▶ [Written problem] Print all of the data exactly as written.

▶ [Information supplied]
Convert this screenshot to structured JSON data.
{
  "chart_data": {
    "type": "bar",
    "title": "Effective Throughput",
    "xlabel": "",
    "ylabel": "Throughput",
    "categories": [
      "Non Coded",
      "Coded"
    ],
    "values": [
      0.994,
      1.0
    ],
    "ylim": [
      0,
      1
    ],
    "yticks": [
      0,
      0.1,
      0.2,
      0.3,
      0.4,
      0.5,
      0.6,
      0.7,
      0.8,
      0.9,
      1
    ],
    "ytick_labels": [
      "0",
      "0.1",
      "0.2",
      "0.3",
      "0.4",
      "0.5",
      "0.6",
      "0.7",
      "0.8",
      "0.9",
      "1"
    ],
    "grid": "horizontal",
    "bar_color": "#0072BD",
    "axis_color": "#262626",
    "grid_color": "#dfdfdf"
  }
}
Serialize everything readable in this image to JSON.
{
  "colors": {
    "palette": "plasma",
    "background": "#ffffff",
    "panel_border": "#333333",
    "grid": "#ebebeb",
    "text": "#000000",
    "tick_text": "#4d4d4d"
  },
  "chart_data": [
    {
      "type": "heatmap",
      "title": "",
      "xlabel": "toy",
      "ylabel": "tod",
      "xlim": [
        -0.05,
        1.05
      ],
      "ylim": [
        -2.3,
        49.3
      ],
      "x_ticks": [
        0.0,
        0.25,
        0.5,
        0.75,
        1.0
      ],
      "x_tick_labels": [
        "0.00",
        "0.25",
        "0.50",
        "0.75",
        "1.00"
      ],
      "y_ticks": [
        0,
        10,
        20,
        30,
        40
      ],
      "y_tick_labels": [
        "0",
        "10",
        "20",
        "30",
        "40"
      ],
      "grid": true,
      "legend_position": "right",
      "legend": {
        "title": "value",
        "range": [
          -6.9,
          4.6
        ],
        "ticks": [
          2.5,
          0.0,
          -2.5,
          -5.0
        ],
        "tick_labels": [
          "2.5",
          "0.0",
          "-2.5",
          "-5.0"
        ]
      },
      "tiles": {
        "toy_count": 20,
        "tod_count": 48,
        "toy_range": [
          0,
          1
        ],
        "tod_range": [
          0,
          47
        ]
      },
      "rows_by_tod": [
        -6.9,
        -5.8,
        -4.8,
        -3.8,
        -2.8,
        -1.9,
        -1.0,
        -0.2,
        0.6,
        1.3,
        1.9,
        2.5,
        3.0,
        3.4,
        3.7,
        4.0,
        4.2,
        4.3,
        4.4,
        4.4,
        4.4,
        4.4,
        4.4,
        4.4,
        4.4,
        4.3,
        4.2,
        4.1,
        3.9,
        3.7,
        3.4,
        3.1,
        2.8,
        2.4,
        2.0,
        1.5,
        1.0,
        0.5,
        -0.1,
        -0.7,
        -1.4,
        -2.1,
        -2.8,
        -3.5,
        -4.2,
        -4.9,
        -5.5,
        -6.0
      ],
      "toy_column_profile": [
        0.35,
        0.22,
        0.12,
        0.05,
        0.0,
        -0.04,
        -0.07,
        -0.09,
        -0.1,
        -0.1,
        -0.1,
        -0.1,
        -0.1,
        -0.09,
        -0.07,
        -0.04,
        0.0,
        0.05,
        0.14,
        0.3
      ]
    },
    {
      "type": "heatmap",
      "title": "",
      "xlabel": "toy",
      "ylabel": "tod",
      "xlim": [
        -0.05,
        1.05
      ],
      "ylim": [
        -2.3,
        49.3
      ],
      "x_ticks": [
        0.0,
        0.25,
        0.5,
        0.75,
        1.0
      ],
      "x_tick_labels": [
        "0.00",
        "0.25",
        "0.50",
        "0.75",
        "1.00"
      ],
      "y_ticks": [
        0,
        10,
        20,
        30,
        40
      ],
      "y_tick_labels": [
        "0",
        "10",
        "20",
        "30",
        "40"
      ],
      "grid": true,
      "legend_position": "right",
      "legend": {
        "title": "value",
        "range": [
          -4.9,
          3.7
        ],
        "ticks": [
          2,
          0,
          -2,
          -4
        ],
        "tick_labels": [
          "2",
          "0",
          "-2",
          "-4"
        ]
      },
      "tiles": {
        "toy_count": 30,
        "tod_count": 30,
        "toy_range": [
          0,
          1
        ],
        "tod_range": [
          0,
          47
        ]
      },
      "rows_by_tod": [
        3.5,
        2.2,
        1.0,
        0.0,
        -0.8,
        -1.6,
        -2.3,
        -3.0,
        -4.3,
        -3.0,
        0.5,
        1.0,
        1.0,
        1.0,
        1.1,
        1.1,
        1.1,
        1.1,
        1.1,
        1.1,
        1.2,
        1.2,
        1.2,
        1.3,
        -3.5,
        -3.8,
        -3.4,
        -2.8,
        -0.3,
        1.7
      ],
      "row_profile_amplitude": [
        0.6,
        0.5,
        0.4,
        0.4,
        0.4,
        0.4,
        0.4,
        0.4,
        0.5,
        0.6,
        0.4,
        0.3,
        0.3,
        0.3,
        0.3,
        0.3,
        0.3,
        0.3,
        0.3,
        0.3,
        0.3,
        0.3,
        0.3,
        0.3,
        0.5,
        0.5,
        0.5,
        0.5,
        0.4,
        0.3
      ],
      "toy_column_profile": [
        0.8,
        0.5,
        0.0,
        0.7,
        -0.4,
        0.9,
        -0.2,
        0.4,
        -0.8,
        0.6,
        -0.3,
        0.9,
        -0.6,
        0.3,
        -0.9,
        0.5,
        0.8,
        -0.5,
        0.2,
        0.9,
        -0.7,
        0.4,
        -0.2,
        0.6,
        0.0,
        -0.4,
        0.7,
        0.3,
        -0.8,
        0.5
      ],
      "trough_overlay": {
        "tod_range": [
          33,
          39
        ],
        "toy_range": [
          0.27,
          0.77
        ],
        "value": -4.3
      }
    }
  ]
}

▶ [Answer to the problem]
Convert this screenshot to structured JSON data.
{
  "chart_data": {
    "type": "bar",
    "title": "Effective Throughput",
    "xlabel": "",
    "ylabel": "Throughput",
    "categories": [
      "Non Coded",
      "Coded"
    ],
    "values": [
      0.994,
      1.0
    ],
    "ylim": [
      0,
      1
    ],
    "yticks": [
      0,
      0.1,
      0.2,
      0.3,
      0.4,
      0.5,
      0.6,
      0.7,
      0.8,
      0.9,
      1
    ],
    "ytick_labels": [
      "0",
      "0.1",
      "0.2",
      "0.3",
      "0.4",
      "0.5",
      "0.6",
      "0.7",
      "0.8",
      "0.9",
      "1"
    ],
    "grid": "horizontal",
    "bar_color": "#0072BD",
    "axis_color": "#262626",
    "grid_color": "#dfdfdf"
  }
}
Serialize everything readable in this image to JSON.
{
  "colors": {
    "palette": "plasma",
    "background": "#ffffff",
    "panel_border": "#333333",
    "grid": "#ebebeb",
    "text": "#000000",
    "tick_text": "#4d4d4d"
  },
  "chart_data": [
    {
      "type": "heatmap",
      "title": "",
      "xlabel": "toy",
      "ylabel": "tod",
      "xlim": [
        -0.05,
        1.05
      ],
      "ylim": [
        -2.3,
        49.3
      ],
      "x_ticks": [
        0.0,
        0.25,
        0.5,
        0.75,
        1.0
      ],
      "x_tick_labels": [
        "0.00",
        "0.25",
        "0.50",
        "0.75",
        "1.00"
      ],
      "y_ticks": [
        0,
        10,
        20,
        30,
        40
      ],
      "y_tick_labels": [
        "0",
        "10",
        "20",
        "30",
        "40"
      ],
      "grid": true,
      "legend_position": "right",
      "legend": {
        "title": "value",
        "range": [
          -6.9,
          4.6
        ],
        "ticks": [
          2.5,
          0.0,
          -2.5,
          -5.0
        ],
        "tick_labels": [
          "2.5",
          "0.0",
          "-2.5",
          "-5.0"
        ]
      },
      "tiles": {
        "toy_count": 20,
        "tod_count": 48,
        "toy_range": [
          0,
          1
        ],
        "tod_range": [
          0,
          47
        ]
      },
      "rows_by_tod": [
        -6.9,
        -5.8,
        -4.8,
        -3.8,
        -2.8,
        -1.9,
        -1.0,
        -0.2,
        0.6,
        1.3,
        1.9,
        2.5,
        3.0,
        3.4,
        3.7,
        4.0,
        4.2,
        4.3,
        4.4,
        4.4,
        4.4,
        4.4,
        4.4,
        4.4,
        4.4,
        4.3,
        4.2,
        4.1,
        3.9,
        3.7,
        3.4,
        3.1,
        2.8,
        2.4,
        2.0,
        1.5,
        1.0,
        0.5,
        -0.1,
        -0.7,
        -1.4,
        -2.1,
        -2.8,
        -3.5,
        -4.2,
        -4.9,
        -5.5,
        -6.0
      ],
      "toy_column_profile": [
        0.35,
        0.22,
        0.12,
        0.05,
        0.0,
        -0.04,
        -0.07,
        -0.09,
        -0.1,
        -0.1,
        -0.1,
        -0.1,
        -0.1,
        -0.09,
        -0.07,
        -0.04,
        0.0,
        0.05,
        0.14,
        0.3
      ]
    },
    {
      "type": "heatmap",
      "title": "",
      "xlabel": "toy",
      "ylabel": "tod",
      "xlim": [
        -0.05,
        1.05
      ],
      "ylim": [
        -2.3,
        49.3
      ],
      "x_ticks": [
        0.0,
        0.25,
        0.5,
        0.75,
        1.0
      ],
      "x_tick_labels": [
        "0.00",
        "0.25",
        "0.50",
        "0.75",
        "1.00"
      ],
      "y_ticks": [
        0,
        10,
        20,
        30,
        40
      ],
      "y_tick_labels": [
        "0",
        "10",
        "20",
        "30",
        "40"
      ],
      "grid": true,
      "legend_position": "right",
      "legend": {
        "title": "value",
        "range": [
          -4.9,
          3.7
        ],
        "ticks": [
          2,
          0,
          -2,
          -4
        ],
        "tick_labels": [
          "2",
          "0",
          "-2",
          "-4"
        ]
      },
      "tiles": {
        "toy_count": 30,
        "tod_count": 30,
        "toy_range": [
          0,
          1
        ],
        "tod_range": [
          0,
          47
        ]
      },
      "rows_by_tod": [
        3.5,
        2.2,
        1.0,
        0.0,
        -0.8,
        -1.6,
        -2.3,
        -3.0,
        -4.3,
        -3.0,
        0.5,
        1.0,
        1.0,
        1.0,
        1.1,
        1.1,
        1.1,
        1.1,
        1.1,
        1.1,
        1.2,
        1.2,
        1.2,
        1.3,
        -3.5,
        -3.8,
        -3.4,
        -2.8,
        -0.3,
        1.7
      ],
      "row_profile_amplitude": [
        0.6,
        0.5,
        0.4,
        0.4,
        0.4,
        0.4,
        0.4,
        0.4,
        0.5,
        0.6,
        0.4,
        0.3,
        0.3,
        0.3,
        0.3,
        0.3,
        0.3,
        0.3,
        0.3,
        0.3,
        0.3,
        0.3,
        0.3,
        0.3,
        0.5,
        0.5,
        0.5,
        0.5,
        0.4,
        0.3
      ],
      "toy_column_profile": [
        0.8,
        0.5,
        0.0,
        0.7,
        -0.4,
        0.9,
        -0.2,
        0.4,
        -0.8,
        0.6,
        -0.3,
        0.9,
        -0.6,
        0.3,
        -0.9,
        0.5,
        0.8,
        -0.5,
        0.2,
        0.9,
        -0.7,
        0.4,
        -0.2,
        0.6,
        0.0,
        -0.4,
        0.7,
        0.3,
        -0.8,
        0.5
      ],
      "trough_overlay": {
        "tod_range": [
          33,
          39
        ],
        "toy_range": [
          0.27,
          0.77
        ],
        "value": -4.3
      }
    }
  ]
}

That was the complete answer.